**AIM OF THE EXERCISE:** Please give the entries again in full and exactly, without any picture.

**SOURCE DATA:**
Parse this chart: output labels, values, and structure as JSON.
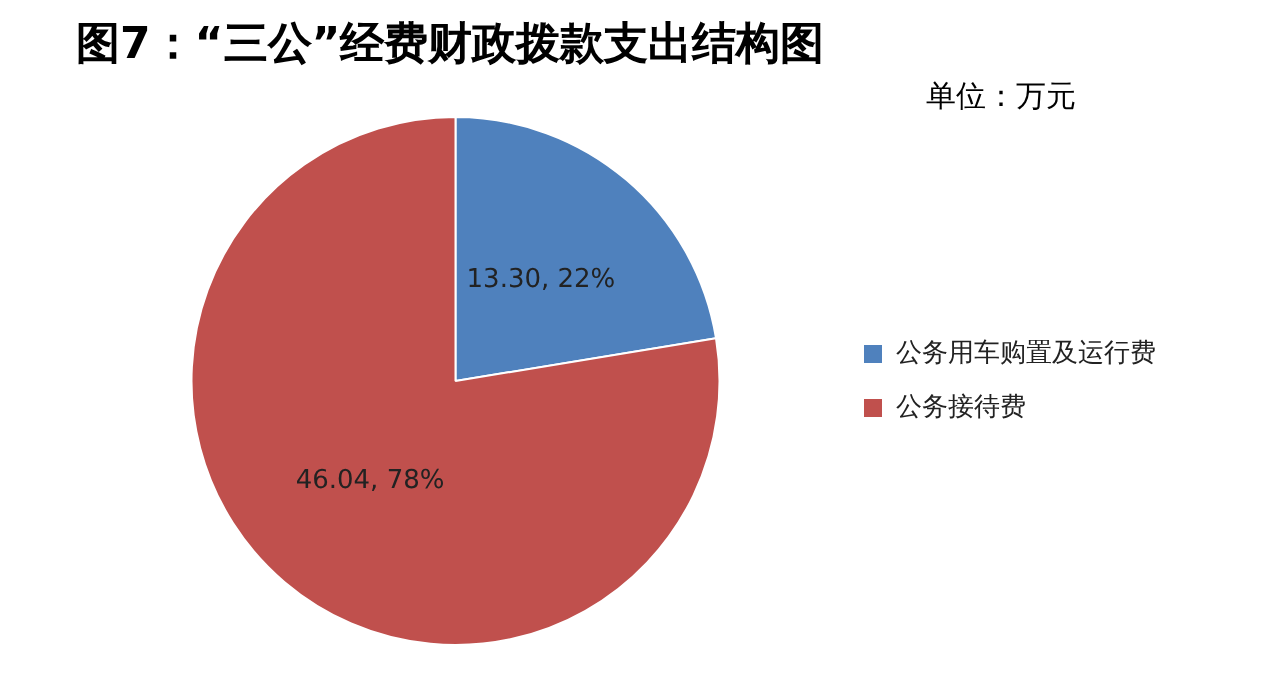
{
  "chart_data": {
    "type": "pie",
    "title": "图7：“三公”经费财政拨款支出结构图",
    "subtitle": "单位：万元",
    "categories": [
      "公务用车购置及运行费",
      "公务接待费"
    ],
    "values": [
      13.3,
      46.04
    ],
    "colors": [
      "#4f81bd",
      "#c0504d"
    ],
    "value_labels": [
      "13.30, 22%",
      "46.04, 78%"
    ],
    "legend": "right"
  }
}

**TASK ANSWER:**
Parse this chart: output labels, values, and structure as JSON.
{
  "chart_data": {
    "type": "pie",
    "title": "图7：“三公”经费财政拨款支出结构图",
    "subtitle": "单位：万元",
    "categories": [
      "公务用车购置及运行费",
      "公务接待费"
    ],
    "values": [
      13.3,
      46.04
    ],
    "colors": [
      "#4f81bd",
      "#c0504d"
    ],
    "value_labels": [
      "13.30, 22%",
      "46.04, 78%"
    ],
    "legend": "right"
  }
}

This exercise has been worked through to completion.